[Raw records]
# # # # # # #

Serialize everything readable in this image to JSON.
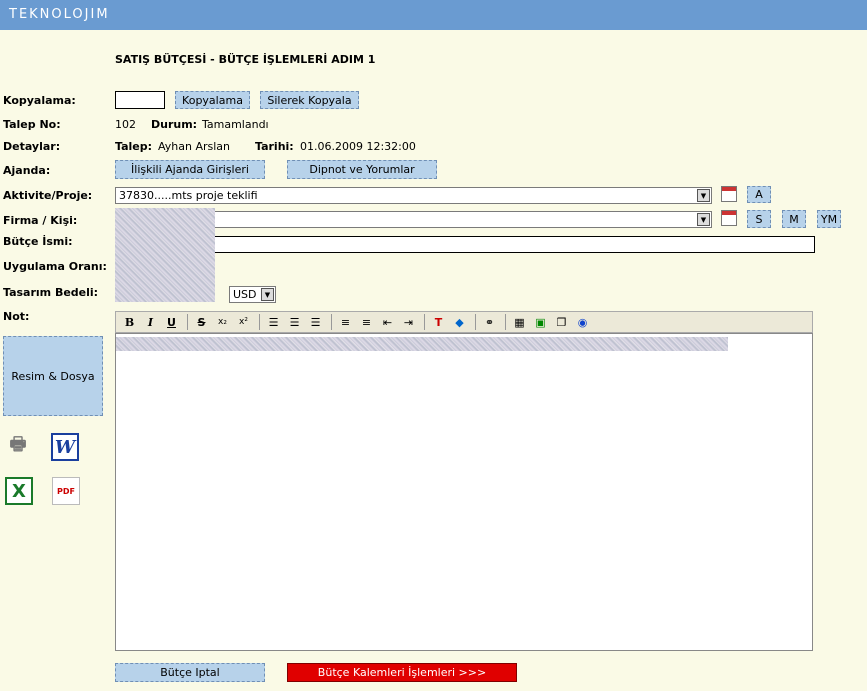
{
  "app": {
    "logo": "TEKNOLOJIM"
  },
  "page": {
    "title": "SATIŞ BÜTÇESİ - BÜTÇE İŞLEMLERİ ADIM 1"
  },
  "labels": {
    "kopyalama": "Kopyalama:",
    "talep_no": "Talep No:",
    "detaylar": "Detaylar:",
    "ajanda": "Ajanda:",
    "aktivite": "Aktivite/Proje:",
    "firma": "Firma / Kişi:",
    "butce_ismi": "Bütçe İsmi:",
    "uygulama": "Uygulama Oranı:",
    "tasarim": "Tasarım Bedeli:",
    "not": "Not:",
    "durum": "Durum:",
    "talep": "Talep:",
    "tarihi": "Tarihi:"
  },
  "values": {
    "talep_no": "102",
    "durum": "Tamamlandı",
    "talep": "Ayhan Arslan",
    "tarihi": "01.06.2009 12:32:00",
    "aktivite": "37830.....mts proje teklifi",
    "currency": "USD"
  },
  "buttons": {
    "kopyalama": "Kopyalama",
    "silerek": "Silerek Kopyala",
    "iliskili": "İlişkili Ajanda Girişleri",
    "dipnot": "Dipnot ve Yorumlar",
    "a": "A",
    "s": "S",
    "m": "M",
    "ym": "YM",
    "resim": "Resim & Dosya",
    "iptal": "Bütçe Iptal",
    "kalemler": "Bütçe Kalemleri İşlemleri >>>"
  },
  "toolbar": {
    "bold": "B",
    "italic": "I",
    "underline": "U",
    "strike": "S",
    "sub": "x₂",
    "sup": "x²"
  },
  "colors": {
    "topbar": "#6a9bd1",
    "button": "#b7d2ea",
    "primary_action": "#e00000",
    "background": "#fafae6"
  }
}
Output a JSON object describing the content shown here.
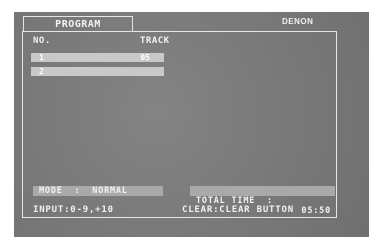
{
  "brand": "DENON",
  "tab": {
    "label": "PROGRAM"
  },
  "table": {
    "headers": {
      "no": "NO.",
      "track": "TRACK"
    },
    "rows": [
      {
        "no": "1",
        "track": "05"
      },
      {
        "no": "2",
        "track": ""
      }
    ]
  },
  "status": {
    "mode": "MODE  :  NORMAL",
    "total_time_label": "TOTAL TIME  :",
    "total_time_value": "05:50"
  },
  "footer": {
    "input_hint": "INPUT:0-9,+10",
    "clear_hint": "CLEAR:CLEAR BUTTON"
  }
}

# # # # # # #

Show the lines of the records that contain the word "JSON".

[CORRECT RESPONSE]:
Serialize everything readable in this image to JSON.
Output a JSON object describing the content shown here.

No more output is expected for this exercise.